_WHAT THE TASK REQUIRES_: Across the entries below, how many lines contain the word "this"? Give the number alone.

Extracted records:

┌────────

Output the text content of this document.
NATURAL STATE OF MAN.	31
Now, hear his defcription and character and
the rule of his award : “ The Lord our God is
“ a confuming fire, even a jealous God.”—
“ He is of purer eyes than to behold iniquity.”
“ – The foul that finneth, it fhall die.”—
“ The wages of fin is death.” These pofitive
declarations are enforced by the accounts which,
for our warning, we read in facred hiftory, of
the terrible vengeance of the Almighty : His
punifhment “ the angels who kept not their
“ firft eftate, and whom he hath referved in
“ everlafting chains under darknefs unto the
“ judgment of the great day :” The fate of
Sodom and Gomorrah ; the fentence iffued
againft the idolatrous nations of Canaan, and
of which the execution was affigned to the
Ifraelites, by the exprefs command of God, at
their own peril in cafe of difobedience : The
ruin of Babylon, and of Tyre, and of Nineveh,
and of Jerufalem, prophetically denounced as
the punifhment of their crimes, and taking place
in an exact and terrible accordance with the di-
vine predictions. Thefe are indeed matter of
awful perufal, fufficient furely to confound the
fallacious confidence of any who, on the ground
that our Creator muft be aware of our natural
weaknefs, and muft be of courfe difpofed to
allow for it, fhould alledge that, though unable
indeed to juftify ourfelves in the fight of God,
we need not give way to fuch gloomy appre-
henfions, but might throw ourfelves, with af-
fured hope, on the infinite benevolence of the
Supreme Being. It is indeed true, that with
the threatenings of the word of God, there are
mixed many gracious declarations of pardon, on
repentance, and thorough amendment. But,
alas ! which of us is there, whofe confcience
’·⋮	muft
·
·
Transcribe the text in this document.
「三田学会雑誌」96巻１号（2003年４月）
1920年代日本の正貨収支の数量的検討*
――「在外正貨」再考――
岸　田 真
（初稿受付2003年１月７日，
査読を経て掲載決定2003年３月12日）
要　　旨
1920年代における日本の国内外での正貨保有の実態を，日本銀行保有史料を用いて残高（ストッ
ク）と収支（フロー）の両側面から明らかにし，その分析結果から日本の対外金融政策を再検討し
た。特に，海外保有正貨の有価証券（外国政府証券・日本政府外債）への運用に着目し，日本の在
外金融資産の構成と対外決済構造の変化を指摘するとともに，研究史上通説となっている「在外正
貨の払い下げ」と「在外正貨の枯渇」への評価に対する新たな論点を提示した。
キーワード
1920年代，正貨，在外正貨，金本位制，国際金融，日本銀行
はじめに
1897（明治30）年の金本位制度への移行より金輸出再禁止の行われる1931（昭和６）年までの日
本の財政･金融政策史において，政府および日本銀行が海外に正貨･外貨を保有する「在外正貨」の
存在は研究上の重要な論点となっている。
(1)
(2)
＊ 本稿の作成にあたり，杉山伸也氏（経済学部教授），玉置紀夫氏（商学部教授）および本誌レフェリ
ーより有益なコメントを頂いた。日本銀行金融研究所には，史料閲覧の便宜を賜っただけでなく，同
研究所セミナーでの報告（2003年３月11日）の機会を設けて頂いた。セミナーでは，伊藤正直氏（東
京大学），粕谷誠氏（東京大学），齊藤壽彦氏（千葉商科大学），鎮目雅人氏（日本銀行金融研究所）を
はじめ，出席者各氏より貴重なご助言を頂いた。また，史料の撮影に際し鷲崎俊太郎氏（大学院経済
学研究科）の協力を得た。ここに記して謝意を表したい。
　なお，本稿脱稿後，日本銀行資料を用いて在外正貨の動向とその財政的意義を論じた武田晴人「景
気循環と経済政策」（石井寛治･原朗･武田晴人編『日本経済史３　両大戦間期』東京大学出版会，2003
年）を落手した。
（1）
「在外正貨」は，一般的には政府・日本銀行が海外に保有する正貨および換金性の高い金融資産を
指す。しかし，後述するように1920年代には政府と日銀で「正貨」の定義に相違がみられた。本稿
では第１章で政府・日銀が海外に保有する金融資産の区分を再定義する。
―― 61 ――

└────────

_FINISHED ANSWER_: 2